BRIEF: Check every line of the material below for the string "power", and return the ones that have it.
● ● ● ● ● ● ●
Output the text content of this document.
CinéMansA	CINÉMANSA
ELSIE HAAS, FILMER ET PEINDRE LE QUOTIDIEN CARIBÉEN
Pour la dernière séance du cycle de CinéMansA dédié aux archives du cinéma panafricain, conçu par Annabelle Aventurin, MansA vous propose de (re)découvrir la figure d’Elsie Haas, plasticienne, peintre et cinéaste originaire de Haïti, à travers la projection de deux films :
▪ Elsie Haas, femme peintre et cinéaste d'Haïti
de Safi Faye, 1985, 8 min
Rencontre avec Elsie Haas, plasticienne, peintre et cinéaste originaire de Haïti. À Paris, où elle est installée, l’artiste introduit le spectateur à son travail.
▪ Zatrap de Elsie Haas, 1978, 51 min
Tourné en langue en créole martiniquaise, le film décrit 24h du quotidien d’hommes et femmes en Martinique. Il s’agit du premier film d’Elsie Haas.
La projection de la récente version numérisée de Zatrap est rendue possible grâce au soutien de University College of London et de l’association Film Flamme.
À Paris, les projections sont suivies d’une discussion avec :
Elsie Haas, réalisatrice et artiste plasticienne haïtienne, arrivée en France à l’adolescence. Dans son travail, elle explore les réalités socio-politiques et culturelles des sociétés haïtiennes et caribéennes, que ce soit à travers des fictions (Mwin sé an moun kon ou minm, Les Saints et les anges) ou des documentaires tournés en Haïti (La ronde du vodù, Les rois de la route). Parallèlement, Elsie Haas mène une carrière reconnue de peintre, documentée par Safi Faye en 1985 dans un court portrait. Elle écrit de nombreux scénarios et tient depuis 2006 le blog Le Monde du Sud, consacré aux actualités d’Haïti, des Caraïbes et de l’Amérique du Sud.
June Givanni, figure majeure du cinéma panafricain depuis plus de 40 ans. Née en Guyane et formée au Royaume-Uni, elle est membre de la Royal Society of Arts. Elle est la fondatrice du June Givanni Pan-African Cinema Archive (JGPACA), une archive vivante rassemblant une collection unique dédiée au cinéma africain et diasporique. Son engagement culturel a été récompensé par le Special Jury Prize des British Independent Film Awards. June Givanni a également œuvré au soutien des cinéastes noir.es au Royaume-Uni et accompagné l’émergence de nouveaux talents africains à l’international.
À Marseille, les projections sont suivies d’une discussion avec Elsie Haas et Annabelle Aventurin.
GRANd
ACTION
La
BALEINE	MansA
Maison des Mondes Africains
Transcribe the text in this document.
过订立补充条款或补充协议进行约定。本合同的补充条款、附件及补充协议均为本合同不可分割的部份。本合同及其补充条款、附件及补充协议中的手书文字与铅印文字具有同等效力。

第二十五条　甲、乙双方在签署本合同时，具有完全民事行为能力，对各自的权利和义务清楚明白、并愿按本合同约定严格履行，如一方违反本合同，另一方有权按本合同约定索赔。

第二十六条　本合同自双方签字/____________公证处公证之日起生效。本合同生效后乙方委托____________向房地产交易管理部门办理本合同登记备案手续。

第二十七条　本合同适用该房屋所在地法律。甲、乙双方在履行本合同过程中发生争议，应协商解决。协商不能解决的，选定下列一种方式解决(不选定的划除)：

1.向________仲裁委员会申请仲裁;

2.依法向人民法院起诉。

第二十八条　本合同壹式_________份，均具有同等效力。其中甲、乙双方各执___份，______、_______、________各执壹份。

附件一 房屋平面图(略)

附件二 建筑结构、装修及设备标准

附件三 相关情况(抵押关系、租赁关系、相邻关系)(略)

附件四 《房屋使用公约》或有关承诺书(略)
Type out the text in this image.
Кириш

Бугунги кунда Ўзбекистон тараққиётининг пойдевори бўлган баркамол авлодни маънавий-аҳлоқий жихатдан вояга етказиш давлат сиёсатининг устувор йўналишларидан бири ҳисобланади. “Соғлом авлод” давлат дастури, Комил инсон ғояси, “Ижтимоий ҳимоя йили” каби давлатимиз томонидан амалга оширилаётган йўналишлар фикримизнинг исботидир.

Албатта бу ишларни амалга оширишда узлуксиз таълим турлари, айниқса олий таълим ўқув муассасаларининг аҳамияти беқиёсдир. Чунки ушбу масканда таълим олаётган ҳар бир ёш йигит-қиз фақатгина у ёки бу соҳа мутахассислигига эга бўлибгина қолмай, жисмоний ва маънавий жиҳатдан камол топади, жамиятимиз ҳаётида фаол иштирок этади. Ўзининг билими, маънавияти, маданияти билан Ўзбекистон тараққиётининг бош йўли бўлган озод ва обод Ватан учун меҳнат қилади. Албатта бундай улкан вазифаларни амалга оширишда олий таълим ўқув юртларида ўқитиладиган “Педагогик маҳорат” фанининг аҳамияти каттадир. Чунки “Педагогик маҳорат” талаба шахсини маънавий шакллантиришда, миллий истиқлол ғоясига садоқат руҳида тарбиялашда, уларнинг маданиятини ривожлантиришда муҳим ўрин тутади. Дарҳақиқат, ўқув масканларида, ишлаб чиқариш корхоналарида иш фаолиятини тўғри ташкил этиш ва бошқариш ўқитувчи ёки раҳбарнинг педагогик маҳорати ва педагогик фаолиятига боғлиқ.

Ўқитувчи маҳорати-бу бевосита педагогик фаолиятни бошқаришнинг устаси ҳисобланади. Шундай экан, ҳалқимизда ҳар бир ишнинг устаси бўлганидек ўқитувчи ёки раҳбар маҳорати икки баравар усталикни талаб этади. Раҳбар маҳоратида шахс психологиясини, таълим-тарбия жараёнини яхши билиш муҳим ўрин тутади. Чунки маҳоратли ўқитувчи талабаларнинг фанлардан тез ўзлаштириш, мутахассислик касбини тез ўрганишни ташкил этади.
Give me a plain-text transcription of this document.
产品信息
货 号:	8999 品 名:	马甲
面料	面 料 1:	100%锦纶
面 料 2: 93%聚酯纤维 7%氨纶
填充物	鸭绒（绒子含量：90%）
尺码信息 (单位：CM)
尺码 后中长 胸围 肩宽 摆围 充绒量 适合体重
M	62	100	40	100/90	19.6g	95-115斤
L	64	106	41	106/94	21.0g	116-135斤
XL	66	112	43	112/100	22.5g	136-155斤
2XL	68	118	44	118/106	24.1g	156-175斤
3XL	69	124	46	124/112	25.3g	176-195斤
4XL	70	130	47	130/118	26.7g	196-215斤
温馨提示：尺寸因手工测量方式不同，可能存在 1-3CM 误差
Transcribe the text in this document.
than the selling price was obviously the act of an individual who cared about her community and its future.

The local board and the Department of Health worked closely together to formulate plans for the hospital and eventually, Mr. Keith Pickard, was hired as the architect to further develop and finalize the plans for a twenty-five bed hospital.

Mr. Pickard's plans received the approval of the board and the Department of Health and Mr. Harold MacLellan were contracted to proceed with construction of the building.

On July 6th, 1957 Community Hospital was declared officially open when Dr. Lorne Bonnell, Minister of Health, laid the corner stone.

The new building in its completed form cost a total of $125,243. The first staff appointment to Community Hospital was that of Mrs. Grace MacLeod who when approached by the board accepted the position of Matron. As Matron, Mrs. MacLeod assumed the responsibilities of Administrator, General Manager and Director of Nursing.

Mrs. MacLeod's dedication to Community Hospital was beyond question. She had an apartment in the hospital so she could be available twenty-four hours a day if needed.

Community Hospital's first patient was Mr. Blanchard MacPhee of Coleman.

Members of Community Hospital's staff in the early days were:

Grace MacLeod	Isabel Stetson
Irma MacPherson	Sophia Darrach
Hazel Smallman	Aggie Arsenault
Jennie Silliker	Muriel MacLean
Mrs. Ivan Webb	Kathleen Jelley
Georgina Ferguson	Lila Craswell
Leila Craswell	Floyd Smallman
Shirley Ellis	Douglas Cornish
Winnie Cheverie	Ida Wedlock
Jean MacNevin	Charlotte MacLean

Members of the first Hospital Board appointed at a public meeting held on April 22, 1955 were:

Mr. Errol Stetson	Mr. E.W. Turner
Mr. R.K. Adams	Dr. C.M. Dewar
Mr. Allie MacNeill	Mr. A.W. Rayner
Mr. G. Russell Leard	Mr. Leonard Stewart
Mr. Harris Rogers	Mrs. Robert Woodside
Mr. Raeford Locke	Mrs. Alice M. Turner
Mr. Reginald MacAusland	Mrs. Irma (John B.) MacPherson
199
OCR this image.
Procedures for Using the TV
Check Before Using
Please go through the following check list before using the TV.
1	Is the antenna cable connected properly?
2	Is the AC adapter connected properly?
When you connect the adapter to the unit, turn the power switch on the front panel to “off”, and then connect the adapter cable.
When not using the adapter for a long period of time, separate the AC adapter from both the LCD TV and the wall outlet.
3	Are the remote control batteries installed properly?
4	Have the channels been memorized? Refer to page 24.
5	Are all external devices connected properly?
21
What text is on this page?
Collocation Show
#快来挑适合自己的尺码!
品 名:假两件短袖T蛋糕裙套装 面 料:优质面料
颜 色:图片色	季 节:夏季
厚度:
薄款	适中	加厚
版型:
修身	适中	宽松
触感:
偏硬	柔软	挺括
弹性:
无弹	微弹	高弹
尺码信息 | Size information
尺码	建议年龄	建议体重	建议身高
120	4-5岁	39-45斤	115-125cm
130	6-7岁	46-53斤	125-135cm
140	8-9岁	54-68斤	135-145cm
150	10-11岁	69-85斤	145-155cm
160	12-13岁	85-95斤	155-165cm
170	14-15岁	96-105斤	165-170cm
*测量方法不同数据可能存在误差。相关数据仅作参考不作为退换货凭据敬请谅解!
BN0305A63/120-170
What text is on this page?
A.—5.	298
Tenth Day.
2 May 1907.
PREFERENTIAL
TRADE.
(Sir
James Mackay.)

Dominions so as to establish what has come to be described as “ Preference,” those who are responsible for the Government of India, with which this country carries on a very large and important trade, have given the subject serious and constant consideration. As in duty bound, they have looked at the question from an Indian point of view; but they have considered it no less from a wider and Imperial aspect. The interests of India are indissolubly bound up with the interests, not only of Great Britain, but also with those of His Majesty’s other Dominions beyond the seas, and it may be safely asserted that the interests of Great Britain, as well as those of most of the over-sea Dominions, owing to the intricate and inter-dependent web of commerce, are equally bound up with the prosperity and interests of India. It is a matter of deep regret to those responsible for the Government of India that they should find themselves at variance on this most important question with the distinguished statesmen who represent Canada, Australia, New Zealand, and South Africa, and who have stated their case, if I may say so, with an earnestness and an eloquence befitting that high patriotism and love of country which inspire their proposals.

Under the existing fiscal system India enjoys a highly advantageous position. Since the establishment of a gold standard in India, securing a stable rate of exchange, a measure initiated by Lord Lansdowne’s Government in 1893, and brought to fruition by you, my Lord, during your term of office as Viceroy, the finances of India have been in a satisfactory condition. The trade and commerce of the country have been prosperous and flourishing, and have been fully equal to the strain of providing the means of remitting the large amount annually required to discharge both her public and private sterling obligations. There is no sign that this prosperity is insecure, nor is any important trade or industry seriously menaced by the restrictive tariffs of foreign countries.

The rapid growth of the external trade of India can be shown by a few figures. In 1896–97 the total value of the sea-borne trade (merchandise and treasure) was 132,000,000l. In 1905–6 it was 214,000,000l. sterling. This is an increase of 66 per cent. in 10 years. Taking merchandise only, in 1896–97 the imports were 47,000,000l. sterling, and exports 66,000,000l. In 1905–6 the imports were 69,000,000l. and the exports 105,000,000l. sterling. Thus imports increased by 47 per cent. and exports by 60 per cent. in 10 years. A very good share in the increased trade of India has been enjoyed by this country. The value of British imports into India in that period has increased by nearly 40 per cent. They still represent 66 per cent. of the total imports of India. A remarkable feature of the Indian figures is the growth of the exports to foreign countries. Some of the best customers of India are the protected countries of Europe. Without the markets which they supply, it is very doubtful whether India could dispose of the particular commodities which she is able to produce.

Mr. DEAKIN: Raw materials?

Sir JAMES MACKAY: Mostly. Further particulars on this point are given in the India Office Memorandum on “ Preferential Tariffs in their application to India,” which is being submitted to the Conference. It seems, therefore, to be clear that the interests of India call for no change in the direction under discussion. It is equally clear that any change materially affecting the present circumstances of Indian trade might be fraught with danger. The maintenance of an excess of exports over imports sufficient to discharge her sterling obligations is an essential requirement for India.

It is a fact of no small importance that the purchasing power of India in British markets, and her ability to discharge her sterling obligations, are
● ● ● ● ● ● ●
WORKED ANSWER:
When you connect the adapter to the unit, turn the power switch on the front panel to “off”, and then connect the adapter cable.
It is a fact of no small importance that the purchasing power of India in British markets, and her ability to discharge her sterling obligations, are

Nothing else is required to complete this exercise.